** begin **

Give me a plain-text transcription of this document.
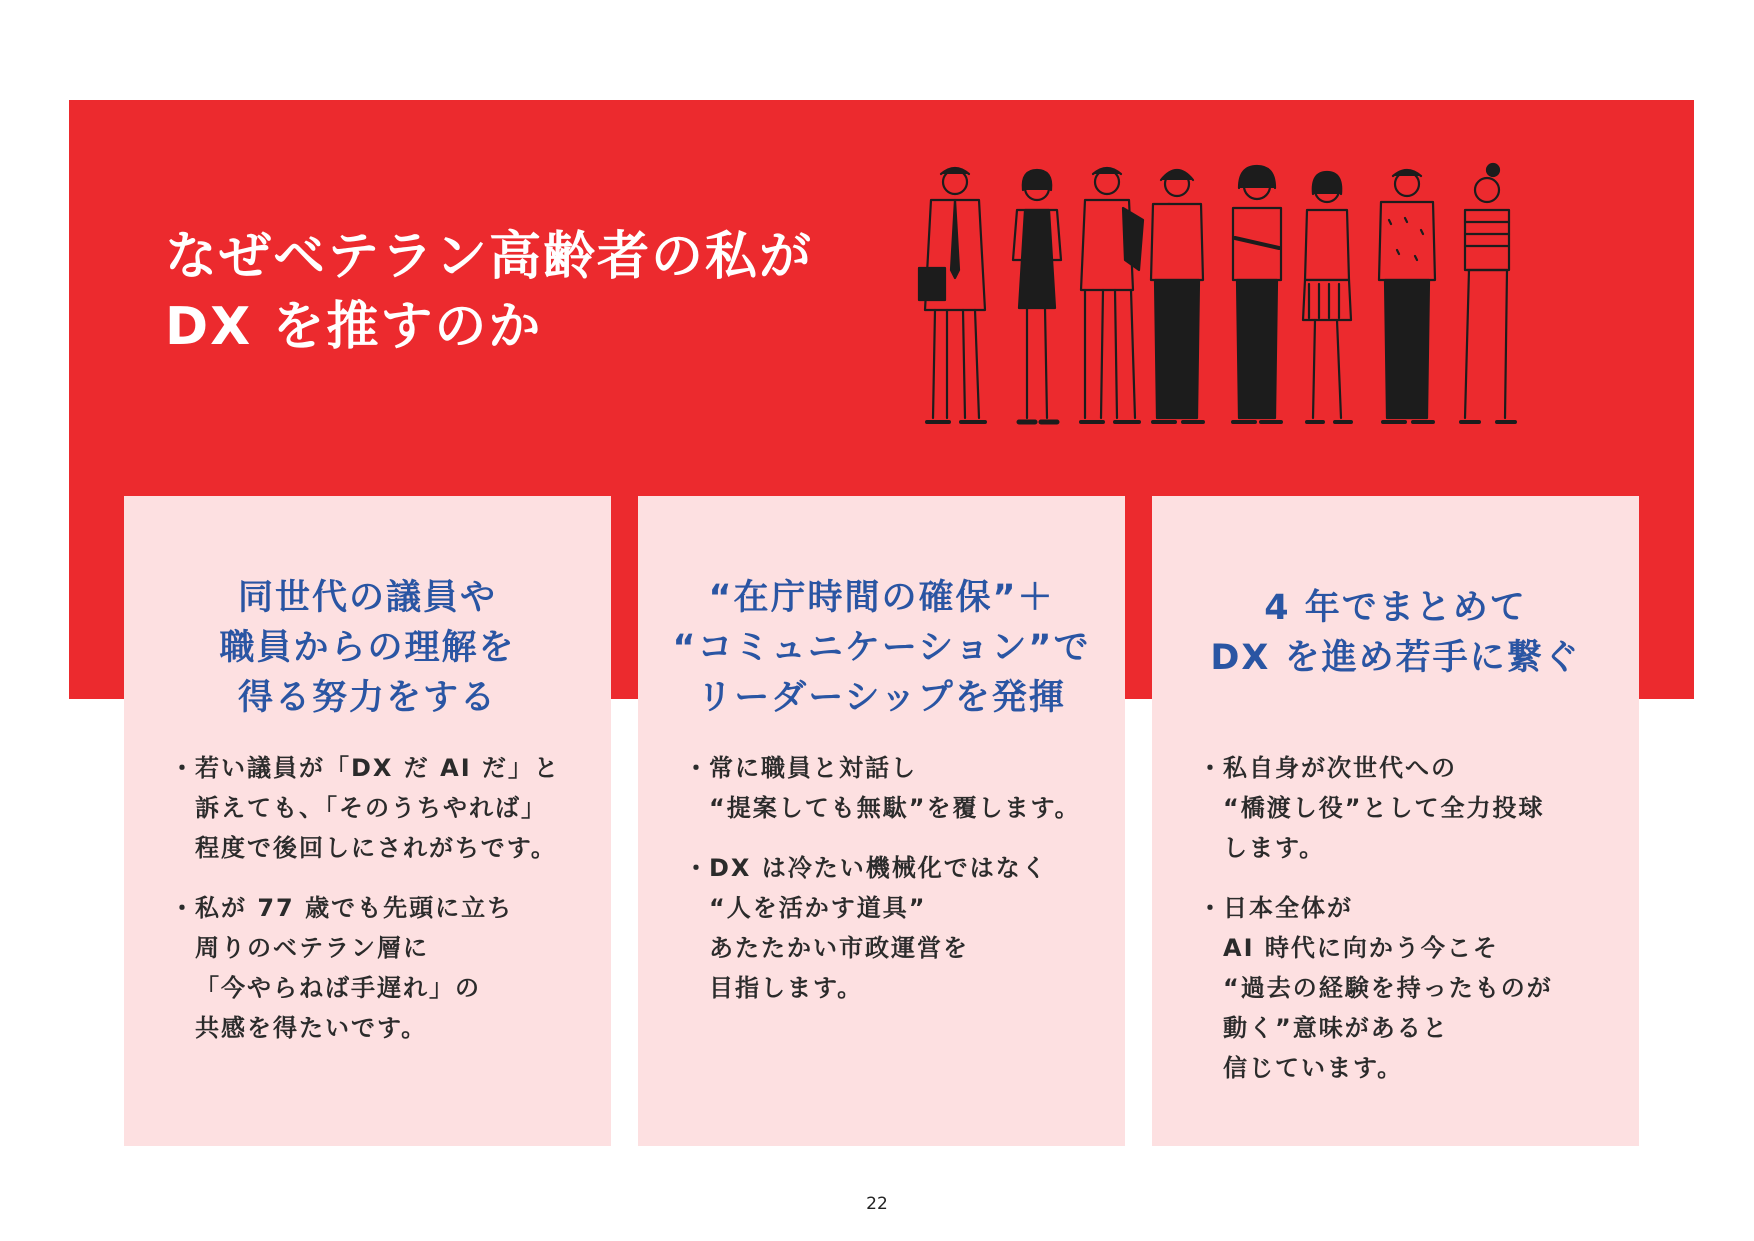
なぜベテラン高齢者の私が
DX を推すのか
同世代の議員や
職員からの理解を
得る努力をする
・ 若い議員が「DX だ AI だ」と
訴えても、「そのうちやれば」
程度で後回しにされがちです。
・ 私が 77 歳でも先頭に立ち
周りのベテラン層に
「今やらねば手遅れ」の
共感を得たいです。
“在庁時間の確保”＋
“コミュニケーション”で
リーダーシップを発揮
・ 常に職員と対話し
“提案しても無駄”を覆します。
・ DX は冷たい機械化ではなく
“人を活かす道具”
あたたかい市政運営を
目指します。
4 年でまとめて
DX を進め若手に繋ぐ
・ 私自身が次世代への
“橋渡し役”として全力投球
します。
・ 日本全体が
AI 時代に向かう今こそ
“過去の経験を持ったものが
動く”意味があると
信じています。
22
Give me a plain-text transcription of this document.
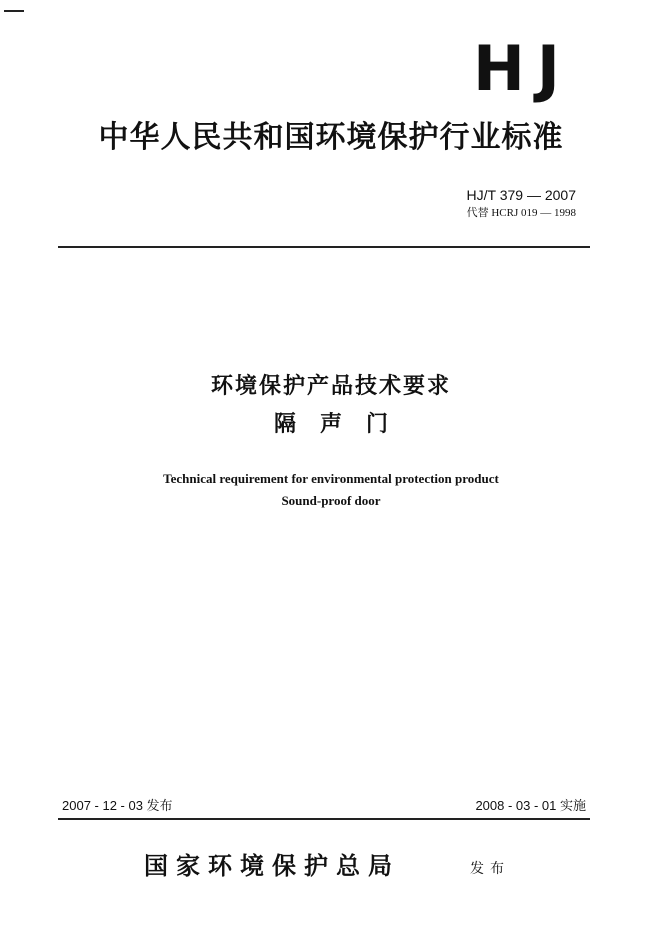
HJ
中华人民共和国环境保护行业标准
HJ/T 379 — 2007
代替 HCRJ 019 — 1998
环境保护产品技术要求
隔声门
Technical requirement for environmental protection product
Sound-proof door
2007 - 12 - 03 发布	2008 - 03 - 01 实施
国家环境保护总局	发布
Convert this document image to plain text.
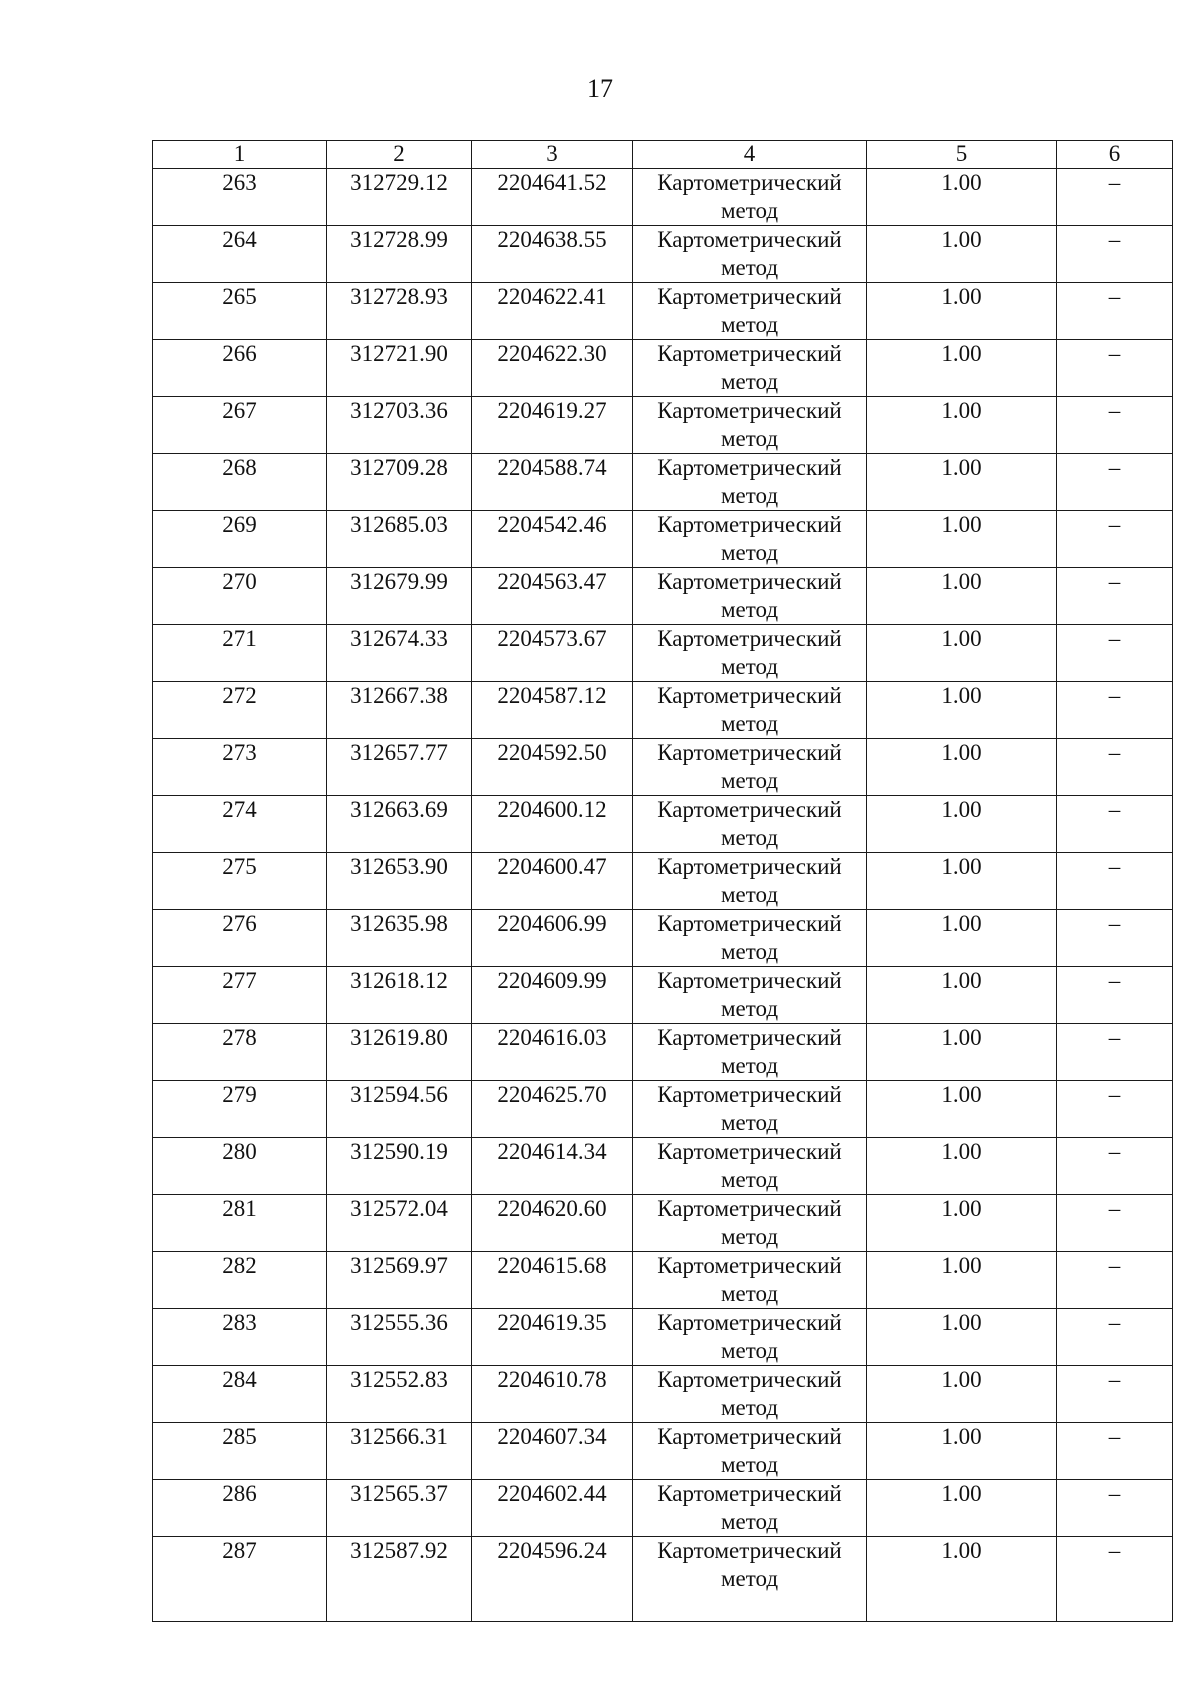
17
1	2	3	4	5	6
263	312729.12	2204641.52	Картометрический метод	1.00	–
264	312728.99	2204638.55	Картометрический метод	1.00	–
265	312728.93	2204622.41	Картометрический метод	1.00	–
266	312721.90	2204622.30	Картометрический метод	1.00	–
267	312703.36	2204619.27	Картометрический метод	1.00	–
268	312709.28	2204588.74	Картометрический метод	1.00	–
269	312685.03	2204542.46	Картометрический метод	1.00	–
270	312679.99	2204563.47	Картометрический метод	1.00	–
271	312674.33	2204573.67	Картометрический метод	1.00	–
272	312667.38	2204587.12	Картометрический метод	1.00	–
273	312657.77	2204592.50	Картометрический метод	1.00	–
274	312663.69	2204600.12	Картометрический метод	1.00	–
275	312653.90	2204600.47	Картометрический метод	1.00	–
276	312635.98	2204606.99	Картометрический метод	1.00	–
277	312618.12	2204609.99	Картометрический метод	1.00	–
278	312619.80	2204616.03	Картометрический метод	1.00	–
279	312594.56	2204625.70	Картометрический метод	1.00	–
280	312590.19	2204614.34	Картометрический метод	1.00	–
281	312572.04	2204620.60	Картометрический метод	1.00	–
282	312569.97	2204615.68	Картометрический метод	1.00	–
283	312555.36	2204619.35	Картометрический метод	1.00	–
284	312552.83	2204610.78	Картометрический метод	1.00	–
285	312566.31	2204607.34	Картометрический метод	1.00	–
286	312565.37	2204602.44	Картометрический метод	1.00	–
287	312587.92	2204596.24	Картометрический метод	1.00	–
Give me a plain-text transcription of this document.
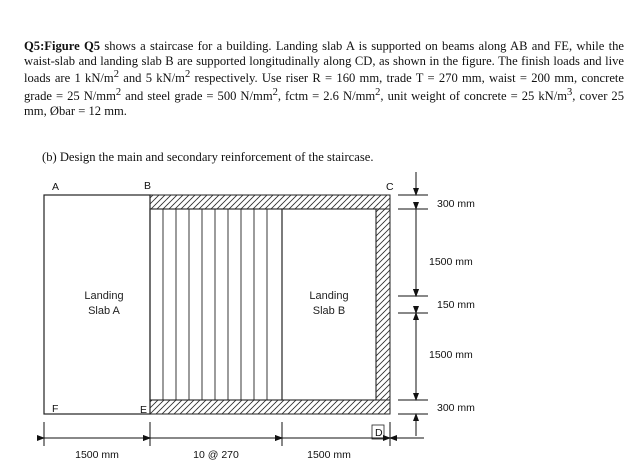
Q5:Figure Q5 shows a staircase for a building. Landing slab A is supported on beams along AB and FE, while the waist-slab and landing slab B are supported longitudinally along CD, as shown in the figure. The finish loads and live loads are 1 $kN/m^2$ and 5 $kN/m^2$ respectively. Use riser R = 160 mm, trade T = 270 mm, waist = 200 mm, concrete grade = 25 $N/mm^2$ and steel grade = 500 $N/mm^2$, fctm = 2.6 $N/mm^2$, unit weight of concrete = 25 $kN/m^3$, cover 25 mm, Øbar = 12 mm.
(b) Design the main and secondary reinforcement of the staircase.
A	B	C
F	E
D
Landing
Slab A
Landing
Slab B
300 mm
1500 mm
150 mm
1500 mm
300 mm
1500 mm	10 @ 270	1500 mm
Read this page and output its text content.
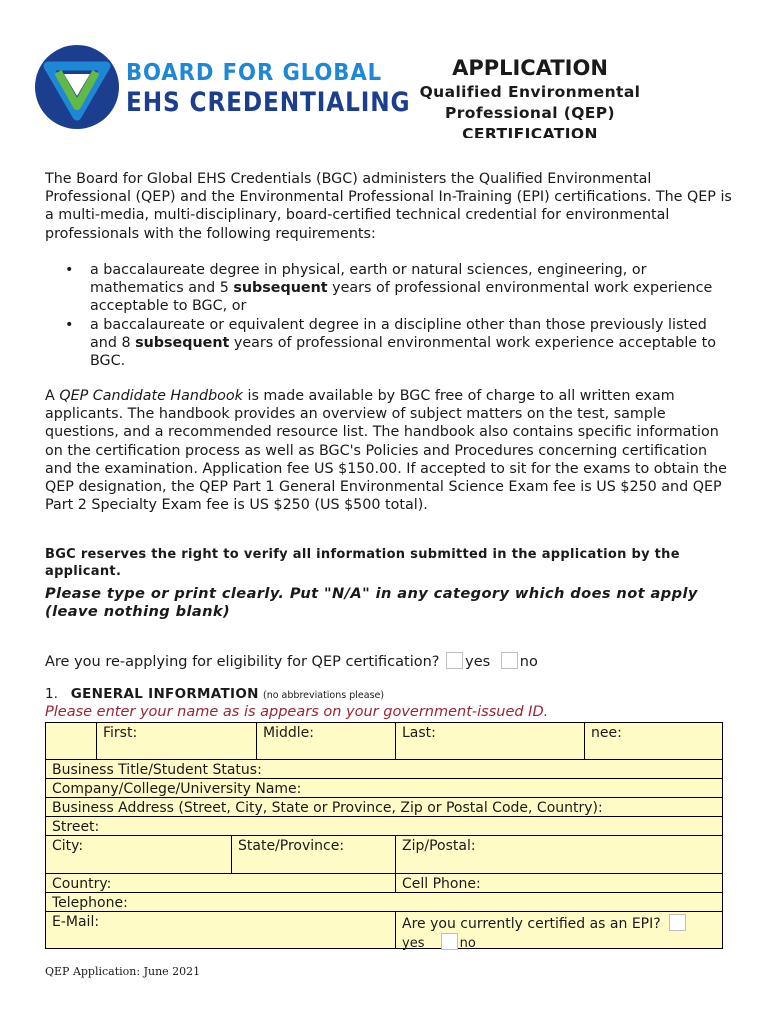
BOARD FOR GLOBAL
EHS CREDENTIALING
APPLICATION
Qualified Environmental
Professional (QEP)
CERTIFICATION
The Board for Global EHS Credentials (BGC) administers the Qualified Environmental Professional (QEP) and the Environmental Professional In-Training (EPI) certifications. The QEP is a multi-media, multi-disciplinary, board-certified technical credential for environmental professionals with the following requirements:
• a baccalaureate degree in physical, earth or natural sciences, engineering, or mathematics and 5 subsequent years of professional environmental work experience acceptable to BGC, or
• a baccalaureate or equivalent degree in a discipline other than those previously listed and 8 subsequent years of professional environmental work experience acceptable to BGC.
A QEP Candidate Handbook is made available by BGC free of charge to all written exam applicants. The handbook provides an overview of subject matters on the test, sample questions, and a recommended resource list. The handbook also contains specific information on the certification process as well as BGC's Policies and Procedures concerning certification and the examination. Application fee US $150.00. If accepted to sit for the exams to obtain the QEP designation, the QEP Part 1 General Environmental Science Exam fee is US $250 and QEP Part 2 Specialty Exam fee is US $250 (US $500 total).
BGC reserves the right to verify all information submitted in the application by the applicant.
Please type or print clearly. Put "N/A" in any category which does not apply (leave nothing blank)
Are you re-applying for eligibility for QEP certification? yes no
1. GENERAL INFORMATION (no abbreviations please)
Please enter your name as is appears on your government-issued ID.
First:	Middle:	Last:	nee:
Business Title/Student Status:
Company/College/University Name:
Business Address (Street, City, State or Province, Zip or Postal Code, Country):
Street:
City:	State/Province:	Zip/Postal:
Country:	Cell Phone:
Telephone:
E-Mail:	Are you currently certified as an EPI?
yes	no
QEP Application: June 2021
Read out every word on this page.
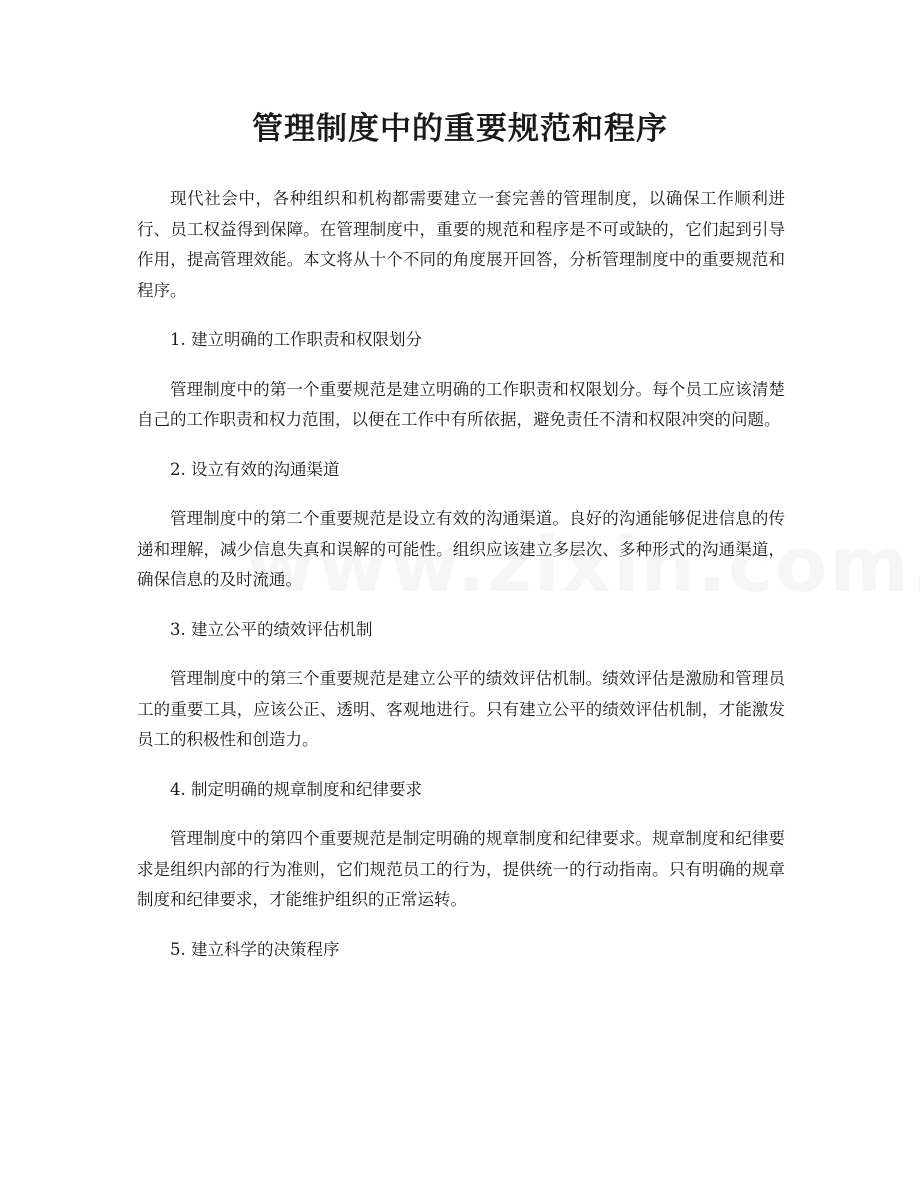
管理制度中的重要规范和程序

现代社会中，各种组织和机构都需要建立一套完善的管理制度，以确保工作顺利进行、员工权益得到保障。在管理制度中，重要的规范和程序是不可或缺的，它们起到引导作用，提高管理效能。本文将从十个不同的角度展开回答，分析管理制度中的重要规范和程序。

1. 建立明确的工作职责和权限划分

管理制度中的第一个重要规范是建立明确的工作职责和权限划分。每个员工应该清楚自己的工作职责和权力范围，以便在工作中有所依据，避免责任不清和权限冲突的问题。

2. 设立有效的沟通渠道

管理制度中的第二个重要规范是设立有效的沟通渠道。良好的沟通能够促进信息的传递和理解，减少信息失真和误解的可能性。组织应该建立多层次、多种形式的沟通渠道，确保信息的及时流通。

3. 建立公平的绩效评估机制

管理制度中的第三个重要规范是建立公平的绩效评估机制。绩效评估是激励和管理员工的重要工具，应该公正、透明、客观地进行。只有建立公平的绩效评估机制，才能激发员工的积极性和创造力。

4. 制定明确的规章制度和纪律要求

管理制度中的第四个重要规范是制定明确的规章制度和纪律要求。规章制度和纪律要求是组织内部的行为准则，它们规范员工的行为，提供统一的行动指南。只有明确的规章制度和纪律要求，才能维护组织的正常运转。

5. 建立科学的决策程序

** end **

SET PROBLEM: Starting at the line that contains "Read out every word on this page.", please write out every line to the end of the entries, inclusive, copied exactly and with pictures omitted.

REPLY TO THE EXERCISE:
Read out every word on this page.
管理制度中的重要规范和程序

现代社会中，各种组织和机构都需要建立一套完善的管理制度，以确保工作顺利进行、员工权益得到保障。在管理制度中，重要的规范和程序是不可或缺的，它们起到引导作用，提高管理效能。本文将从十个不同的角度展开回答，分析管理制度中的重要规范和程序。

1. 建立明确的工作职责和权限划分

管理制度中的第一个重要规范是建立明确的工作职责和权限划分。每个员工应该清楚自己的工作职责和权力范围，以便在工作中有所依据，避免责任不清和权限冲突的问题。

2. 设立有效的沟通渠道

管理制度中的第二个重要规范是设立有效的沟通渠道。良好的沟通能够促进信息的传递和理解，减少信息失真和误解的可能性。组织应该建立多层次、多种形式的沟通渠道，确保信息的及时流通。

3. 建立公平的绩效评估机制

管理制度中的第三个重要规范是建立公平的绩效评估机制。绩效评估是激励和管理员工的重要工具，应该公正、透明、客观地进行。只有建立公平的绩效评估机制，才能激发员工的积极性和创造力。

4. 制定明确的规章制度和纪律要求

管理制度中的第四个重要规范是制定明确的规章制度和纪律要求。规章制度和纪律要求是组织内部的行为准则，它们规范员工的行为，提供统一的行动指南。只有明确的规章制度和纪律要求，才能维护组织的正常运转。

5. 建立科学的决策程序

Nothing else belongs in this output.